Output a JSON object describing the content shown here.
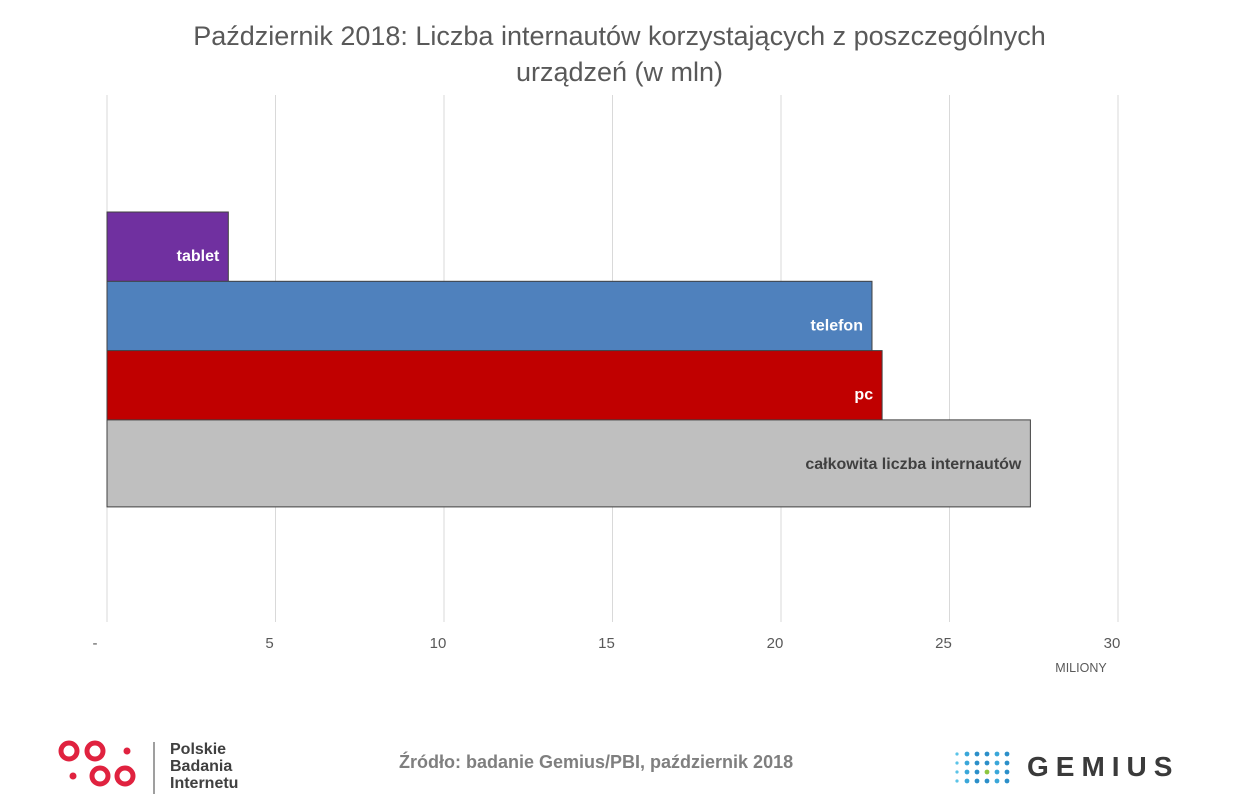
{
  "title_line1": "Październik 2018: Liczba internautów korzystających z poszczególnych",
  "title_line2": "urządzeń (w mln)",
  "source": "Źródło: badanie Gemius/PBI, październik 2018",
  "pbi_logo": {
    "line1": "Polskie",
    "line2": "Badania",
    "line3": "Internetu"
  },
  "gemius_logo": {
    "name": "GEMIUS"
  },
  "chart_data": {
    "type": "bar",
    "orientation": "horizontal",
    "categories": [
      "tablet",
      "telefon",
      "pc",
      "całkowita liczba internautów"
    ],
    "values": [
      3.6,
      22.7,
      23.0,
      27.4
    ],
    "colors": [
      "#7030a0",
      "#4f81bd",
      "#c00000",
      "#bfbfbf"
    ],
    "label_colors": [
      "#ffffff",
      "#ffffff",
      "#ffffff",
      "#404040"
    ],
    "xlabel": "MILIONY",
    "ylabel": "",
    "xlim": [
      0,
      30
    ],
    "xticks": [
      0,
      5,
      10,
      15,
      20,
      25,
      30
    ],
    "xtick_labels": [
      "-",
      "5",
      "10",
      "15",
      "20",
      "25",
      "30"
    ],
    "grid": true,
    "legend": "none",
    "bars_overlap": true
  }
}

◆ ◆ ◆ ◆

**What is needed**
Return all of the entries exactly as written, but drop any pictures they hold.

**Answer**
Output a JSON object describing the content shown here.
{
  "title_line1": "Październik 2018: Liczba internautów korzystających z poszczególnych",
  "title_line2": "urządzeń (w mln)",
  "source": "Źródło: badanie Gemius/PBI, październik 2018",
  "pbi_logo": {
    "line1": "Polskie",
    "line2": "Badania",
    "line3": "Internetu"
  },
  "gemius_logo": {
    "name": "GEMIUS"
  },
  "chart_data": {
    "type": "bar",
    "orientation": "horizontal",
    "categories": [
      "tablet",
      "telefon",
      "pc",
      "całkowita liczba internautów"
    ],
    "values": [
      3.6,
      22.7,
      23.0,
      27.4
    ],
    "colors": [
      "#7030a0",
      "#4f81bd",
      "#c00000",
      "#bfbfbf"
    ],
    "label_colors": [
      "#ffffff",
      "#ffffff",
      "#ffffff",
      "#404040"
    ],
    "xlabel": "MILIONY",
    "ylabel": "",
    "xlim": [
      0,
      30
    ],
    "xticks": [
      0,
      5,
      10,
      15,
      20,
      25,
      30
    ],
    "xtick_labels": [
      "-",
      "5",
      "10",
      "15",
      "20",
      "25",
      "30"
    ],
    "grid": true,
    "legend": "none",
    "bars_overlap": true
  }
}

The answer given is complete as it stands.